*SET PROBLEM*.
Type every record exactly as it appears.

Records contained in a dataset
================

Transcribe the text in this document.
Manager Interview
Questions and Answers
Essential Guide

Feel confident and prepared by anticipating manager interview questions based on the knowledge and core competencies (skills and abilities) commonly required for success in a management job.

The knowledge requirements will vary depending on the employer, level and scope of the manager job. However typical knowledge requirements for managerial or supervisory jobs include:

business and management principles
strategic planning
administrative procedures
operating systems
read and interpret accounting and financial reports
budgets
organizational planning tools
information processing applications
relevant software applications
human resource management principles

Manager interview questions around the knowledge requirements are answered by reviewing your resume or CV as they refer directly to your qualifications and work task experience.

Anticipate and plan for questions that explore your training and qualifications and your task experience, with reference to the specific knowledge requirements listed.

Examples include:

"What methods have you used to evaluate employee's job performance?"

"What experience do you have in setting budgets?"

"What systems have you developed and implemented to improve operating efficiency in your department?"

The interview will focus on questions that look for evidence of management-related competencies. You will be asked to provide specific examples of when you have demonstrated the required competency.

================

*WRITTEN REPLY*.
Transcribe the text in this document.
Manager Interview
Questions and Answers
Essential Guide

Feel confident and prepared by anticipating manager interview questions based on the knowledge and core competencies (skills and abilities) commonly required for success in a management job.

The knowledge requirements will vary depending on the employer, level and scope of the manager job. However typical knowledge requirements for managerial or supervisory jobs include:

business and management principles
strategic planning
administrative procedures
operating systems
read and interpret accounting and financial reports
budgets
organizational planning tools
information processing applications
relevant software applications
human resource management principles

Manager interview questions around the knowledge requirements are answered by reviewing your resume or CV as they refer directly to your qualifications and work task experience.

Anticipate and plan for questions that explore your training and qualifications and your task experience, with reference to the specific knowledge requirements listed.

Examples include:

"What methods have you used to evaluate employee's job performance?"

"What experience do you have in setting budgets?"

"What systems have you developed and implemented to improve operating efficiency in your department?"

The interview will focus on questions that look for evidence of management-related competencies. You will be asked to provide specific examples of when you have demonstrated the required competency.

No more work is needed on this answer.